Goal of the exercise | Look for the string "your" in every line, and copy each line that has it.

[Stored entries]

= = = =

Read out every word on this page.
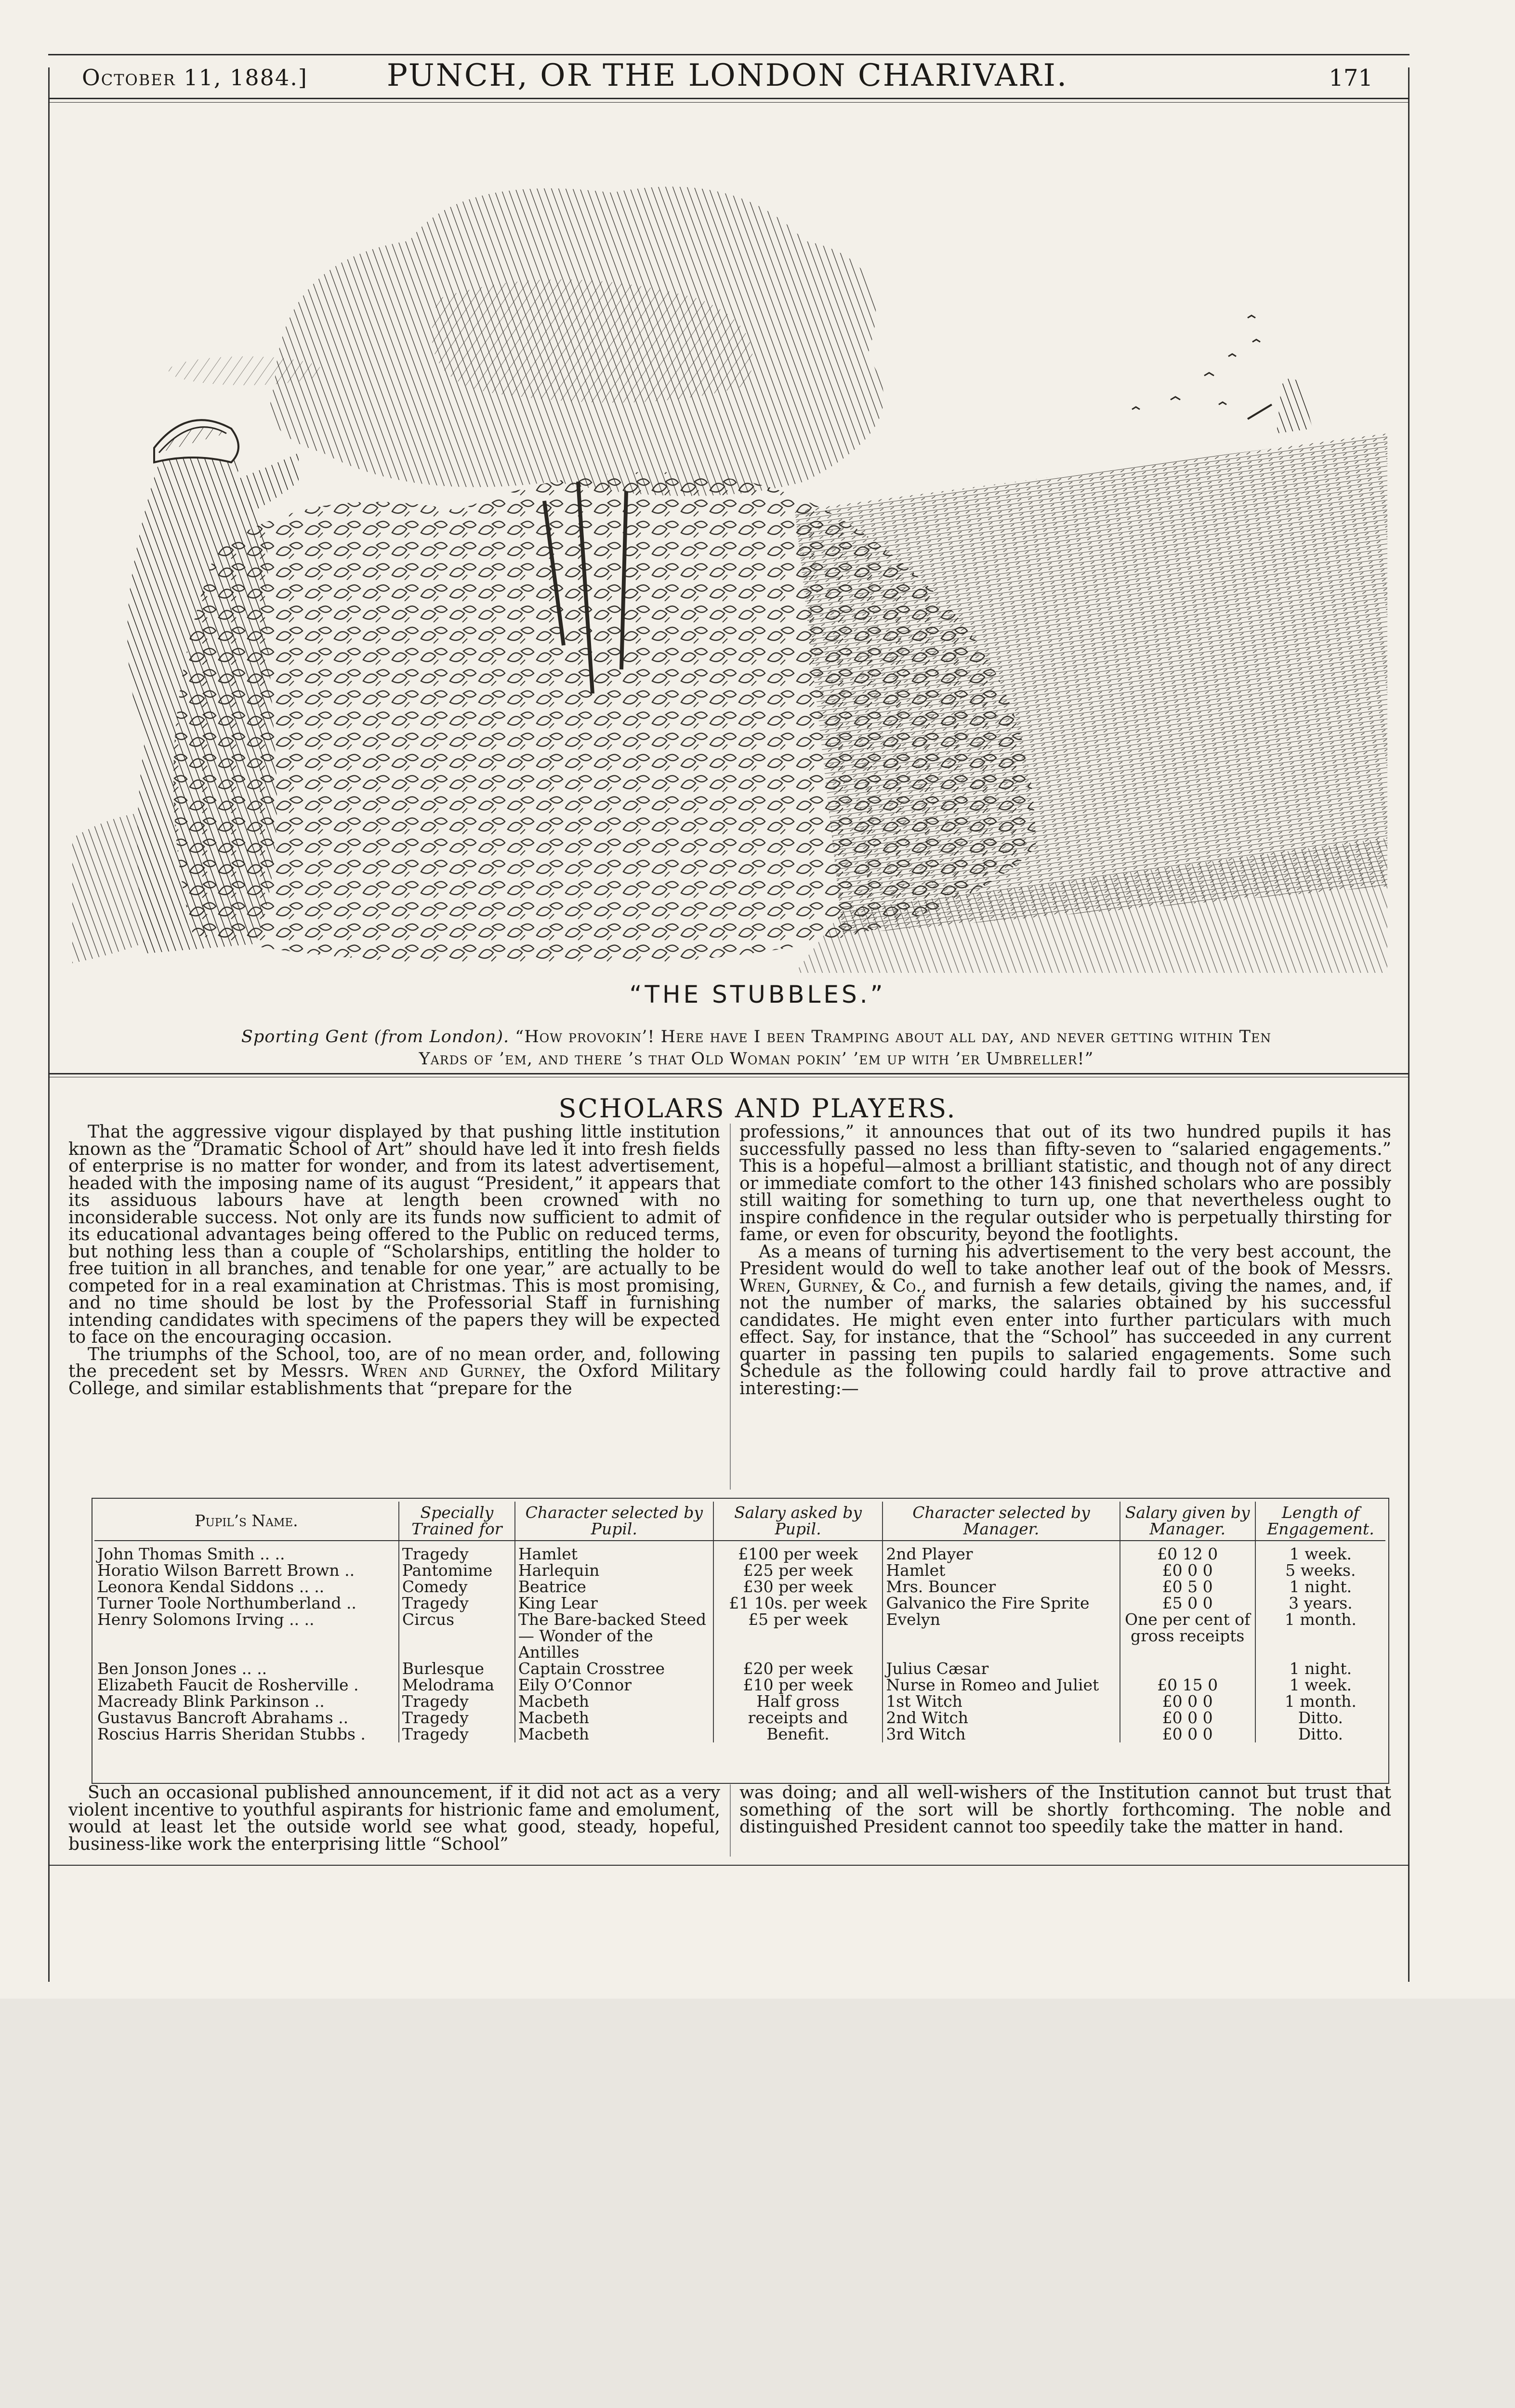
October 11, 1884.]	PUNCH, OR THE LONDON CHARIVARI.	171
“THE STUBBLES.”
Sporting Gent (from London). “How provokin’! Here have I been Tramping about all day, and never getting within Ten
Yards of ’em, and there ’s that Old Woman pokin’ ’em up with ’er Umbreller!”
SCHOLARS AND PLAYERS.

That the aggressive vigour displayed by that pushing little institution known as the “Dramatic School of Art” should have led it into fresh fields of enterprise is no matter for wonder, and from its latest advertisement, headed with the imposing name of its august “President,” it appears that its assiduous labours have at length been crowned with no inconsiderable success. Not only are its funds now sufficient to admit of its educational advantages being offered to the Public on reduced terms, but nothing less than a couple of “Scholarships, entitling the holder to free tuition in all branches, and tenable for one year,” are actually to be competed for in a real examination at Christmas. This is most promising, and no time should be lost by the Professorial Staff in furnishing intending candidates with specimens of the papers they will be expected to face on the encouraging occasion.

The triumphs of the School, too, are of no mean order, and, following the precedent set by Messrs. Wren and Gurney, the Oxford Military College, and similar establishments that “prepare for the

professions,” it announces that out of its two hundred pupils it has successfully passed no less than fifty-seven to “salaried engagements.” This is a hopeful—almost a brilliant statistic, and though not of any direct or immediate comfort to the other 143 finished scholars who are possibly still waiting for something to turn up, one that nevertheless ought to inspire confidence in the regular outsider who is perpetually thirsting for fame, or even for obscurity, beyond the footlights.

As a means of turning his advertisement to the very best account, the President would do well to take another leaf out of the book of Messrs. Wren, Gurney, & Co., and furnish a few details, giving the names, and, if not the number of marks, the salaries obtained by his successful candidates. He might even enter into further particulars with much effect. Say, for instance, that the “School” has succeeded in any current quarter in passing ten pupils to salaried engagements. Some such Schedule as the following could hardly fail to prove attractive and interesting:—

Pupil’s Name.	Specially Trained for	Character selected by Pupil.	Salary asked by Pupil.	Character selected by Manager.	Salary given by Manager.	Length of Engagement.
John Thomas Smith .. ..	Tragedy	Hamlet	£100 per week	2nd Player	£0 12 0	1 week.
Horatio Wilson Barrett Brown ..	Pantomime	Harlequin	£25 per week	Hamlet	£0 0 0	5 weeks.
Leonora Kendal Siddons .. ..	Comedy	Beatrice	£30 per week	Mrs. Bouncer	£0 5 0	1 night.
Turner Toole Northumberland ..	Tragedy	King Lear	£1 10s. per week	Galvanico the Fire Sprite	£5 0 0	3 years.
Henry Solomons Irving .. ..	Circus	The Bare-backed Steed — Wonder of the Antilles	£5 per week	Evelyn	One per cent of gross receipts	1 month.
Ben Jonson Jones .. ..	Burlesque	Captain Crosstree	£20 per week	Julius Cæsar		1 night.
Elizabeth Faucit de Rosherville .	Melodrama	Eily O’Connor	£10 per week	Nurse in Romeo and Juliet	£0 15 0	1 week.
Macready Blink Parkinson ..	Tragedy	Macbeth	Half gross	1st Witch	£0 0 0	1 month.
Gustavus Bancroft Abrahams ..	Tragedy	Macbeth	receipts and	2nd Witch	£0 0 0	Ditto.
Roscius Harris Sheridan Stubbs .	Tragedy	Macbeth	Benefit.	3rd Witch	£0 0 0	Ditto.

Such an occasional published announcement, if it did not act as a very violent incentive to youthful aspirants for histrionic fame and emolument, would at least let the outside world see what good, steady, hopeful, business-like work the enterprising little “School”

was doing; and all well-wishers of the Institution cannot but trust that something of the sort will be shortly forthcoming. The noble and distinguished President cannot too speedily take the matter in hand.
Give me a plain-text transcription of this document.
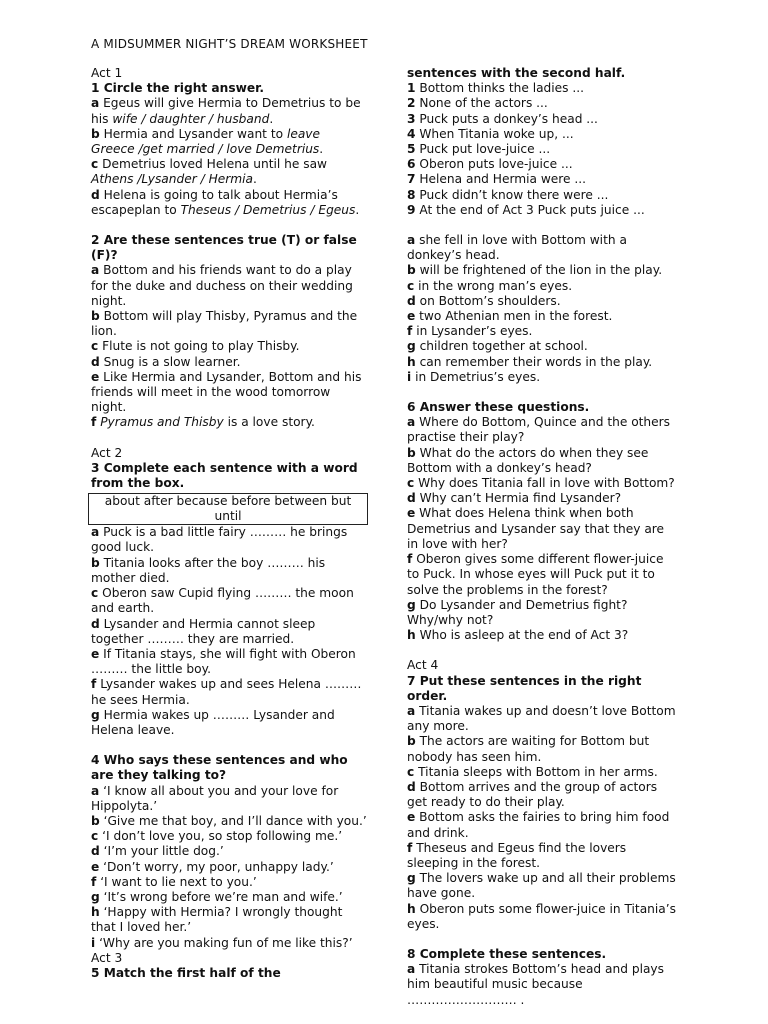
A MIDSUMMER NIGHT’S DREAM WORKSHEET
Act 1
1 Circle the right answer.
a Egeus will give Hermia to Demetrius to be his wife / daughter / husband.
b Hermia and Lysander want to leave Greece /get married / love Demetrius.
c Demetrius loved Helena until he saw Athens /Lysander / Hermia.
d Helena is going to talk about Hermia’s escapeplan to Theseus / Demetrius / Egeus.
2 Are these sentences true (T) or false (F)?
a Bottom and his friends want to do a play for the duke and duchess on their wedding
night.
b Bottom will play Thisby, Pyramus and the lion.
c Flute is not going to play Thisby.
d Snug is a slow learner.
e Like Hermia and Lysander, Bottom and his friends will meet in the wood tomorrow night.
f Pyramus and Thisby is a love story.
Act 2
3 Complete each sentence with a word from the box.
about after because before between but until
a Puck is a bad little fairy ……… he brings good luck.
b Titania looks after the boy ……… his mother died.
c Oberon saw Cupid flying ……… the moon and earth.
d Lysander and Hermia cannot sleep together ……… they are married.
e If Titania stays, she will fight with Oberon ……… the little boy.
f Lysander wakes up and sees Helena ………he sees Hermia.
g Hermia wakes up ……… Lysander and Helena leave.
4 Who says these sentences and who are they talking to?
a ‘I know all about you and your love for Hippolyta.’
b ‘Give me that boy, and I’ll dance with you.’
c ‘I don’t love you, so stop following me.’
d ‘I’m your little dog.’
e ‘Don’t worry, my poor, unhappy lady.’
f ‘I want to lie next to you.’
g ‘It’s wrong before we’re man and wife.’
h ‘Happy with Hermia? I wrongly thought that I loved her.’
i ‘Why are you making fun of me like this?’
Act 3
5 Match the first half of the
sentences with the second half.
1 Bottom thinks the ladies ...
2 None of the actors ...
3 Puck puts a donkey’s head ...
4 When Titania woke up, ...
5 Puck put love-juice ...
6 Oberon puts love-juice ...
7 Helena and Hermia were ...
8 Puck didn’t know there were ...
9 At the end of Act 3 Puck puts juice ...
a she fell in love with Bottom with a donkey’s head.
b will be frightened of the lion in the play.
c in the wrong man’s eyes.
d on Bottom’s shoulders.
e two Athenian men in the forest.
f in Lysander’s eyes.
g children together at school.
h can remember their words in the play.
i in Demetrius’s eyes.
6 Answer these questions.
a Where do Bottom, Quince and the others practise their play?
b What do the actors do when they see Bottom with a donkey’s head?
c Why does Titania fall in love with Bottom?
d Why can’t Hermia find Lysander?
e What does Helena think when both Demetrius and Lysander say that they are in love with her?
f Oberon gives some different flower-juice to Puck. In whose eyes will Puck put it to solve the problems in the forest?
g Do Lysander and Demetrius fight? Why/why not?
h Who is asleep at the end of Act 3?
Act 4
7 Put these sentences in the right order.
a Titania wakes up and doesn’t love Bottom any more.
b The actors are waiting for Bottom but nobody has seen him.
c Titania sleeps with Bottom in her arms.
d Bottom arrives and the group of actors get ready to do their play.
e Bottom asks the fairies to bring him food and drink.
f Theseus and Egeus find the lovers sleeping in the forest.
g The lovers wake up and all their problems have gone.
h Oberon puts some flower-juice in Titania’s eyes.
8 Complete these sentences.
a Titania strokes Bottom’s head and plays him beautiful music because
……………………… .
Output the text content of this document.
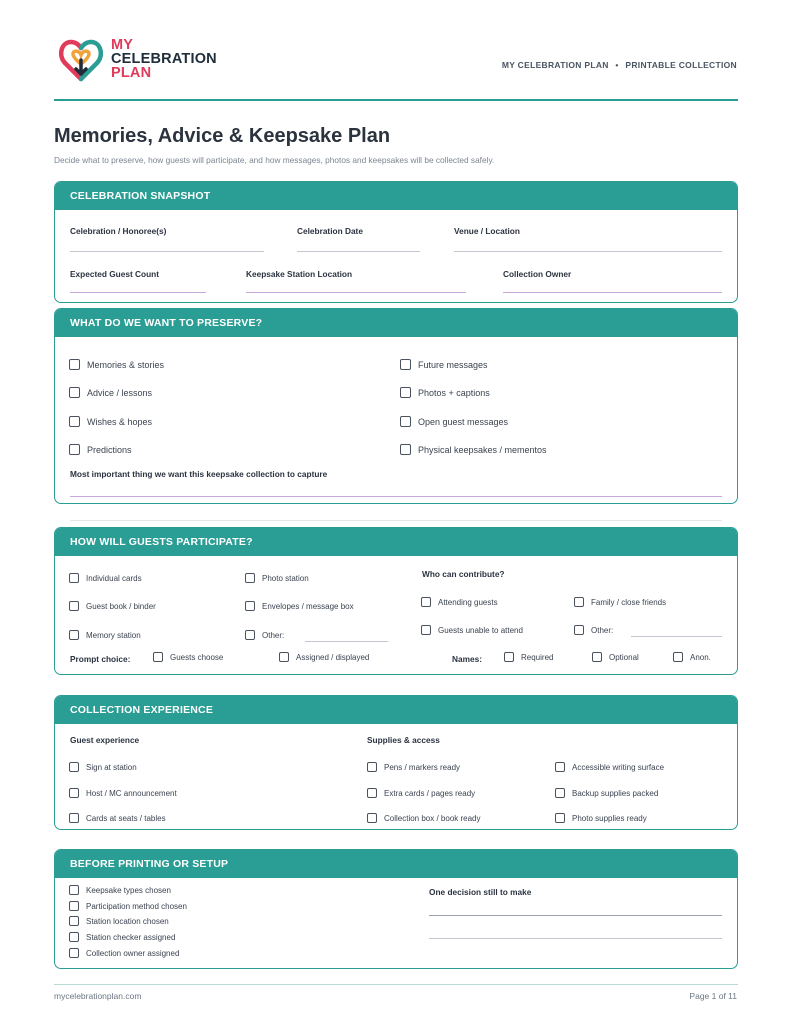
MY
CELEBRATION
PLAN	MY CELEBRATION PLAN • PRINTABLE COLLECTION
Memories, Advice & Keepsake Plan
Decide what to preserve, how guests will participate, and how messages, photos and keepsakes will be collected safely.
CELEBRATION SNAPSHOT
Celebration / Honoree(s)	Celebration Date	Venue / Location
Expected Guest Count	Keepsake Station Location	Collection Owner
WHAT DO WE WANT TO PRESERVE?
Memories & stories
Advice / lessons
Wishes & hopes
Predictions
Future messages
Photos + captions
Open guest messages
Physical keepsakes / mementos
Most important thing we want this keepsake collection to capture
HOW WILL GUESTS PARTICIPATE?
Individual cards
Guest book / binder
Memory station
Photo station
Envelopes / message box
Other:
Who can contribute?
Attending guests
Guests unable to attend
Family / close friends
Other:
Prompt choice:	Guests choose	Assigned / displayed	Names:	Required	Optional	Anon.
COLLECTION EXPERIENCE
Guest experience
Sign at station
Host / MC announcement
Cards at seats / tables
Supplies & access
Pens / markers ready
Extra cards / pages ready
Collection box / book ready
Accessible writing surface
Backup supplies packed
Photo supplies ready
BEFORE PRINTING OR SETUP
Keepsake types chosen
Participation method chosen
Station location chosen
Station checker assigned
Collection owner assigned
One decision still to make
mycelebrationplan.com	Page 1 of 11
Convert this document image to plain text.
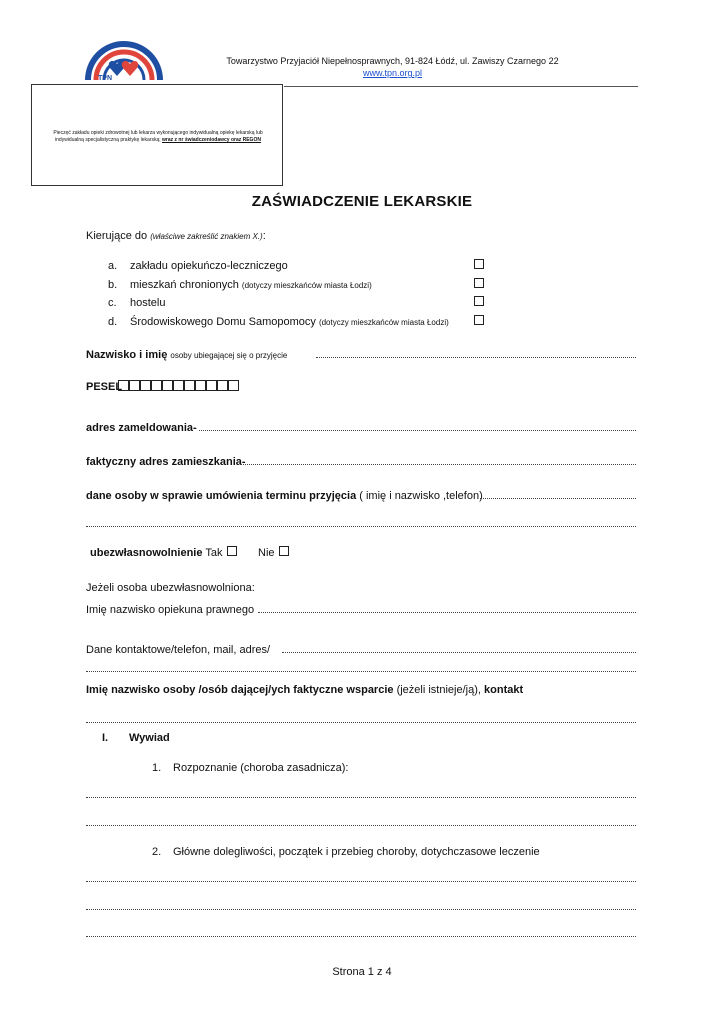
TPN
Towarzystwo Przyjaciół Niepełnosprawnych, 91-824 Łódź, ul. Zawiszy Czarnego 22
www.tpn.org.pl
Pieczęć zakładu opieki zdrowotnej lub lekarza wykonującego indywidualną opiekę lekarską lub indywidualną specjalistyczną praktykę lekarską; wraz z nr świadczeniodawcy oraz REGON
ZAŚWIADCZENIE LEKARSKIE
Kierujące do (właściwe zakreślić znakiem X.):
a. zakładu opiekuńczo-leczniczego
b. mieszkań chronionych (dotyczy mieszkańców miasta Łodzi)
c. hostelu
d. Środowiskowego Domu Samopomocy (dotyczy mieszkańców miasta Łodzi)
Nazwisko i imię osoby ubiegającej się o przyjęcie
PESEL
adres zameldowania-
faktyczny adres zamieszkania-
dane osoby w sprawie umówienia terminu przyjęcia ( imię i nazwisko ,telefon)
ubezwłasnowolnienie Tak	Nie
Jeżeli osoba ubezwłasnowolniona:
Imię nazwisko opiekuna prawnego
Dane kontaktowe/telefon, mail, adres/
Imię nazwisko osoby /osób dającej/ych faktyczne wsparcie (jeżeli istnieje/ją), kontakt
I. Wywiad
1. Rozpoznanie (choroba zasadnicza):
2. Główne dolegliwości, początek i przebieg choroby, dotychczasowe leczenie
Strona 1 z 4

= = = =

Solution below |
a ‘I know all about you and your love for Hippolyta.’
d ‘I’m your little dog.’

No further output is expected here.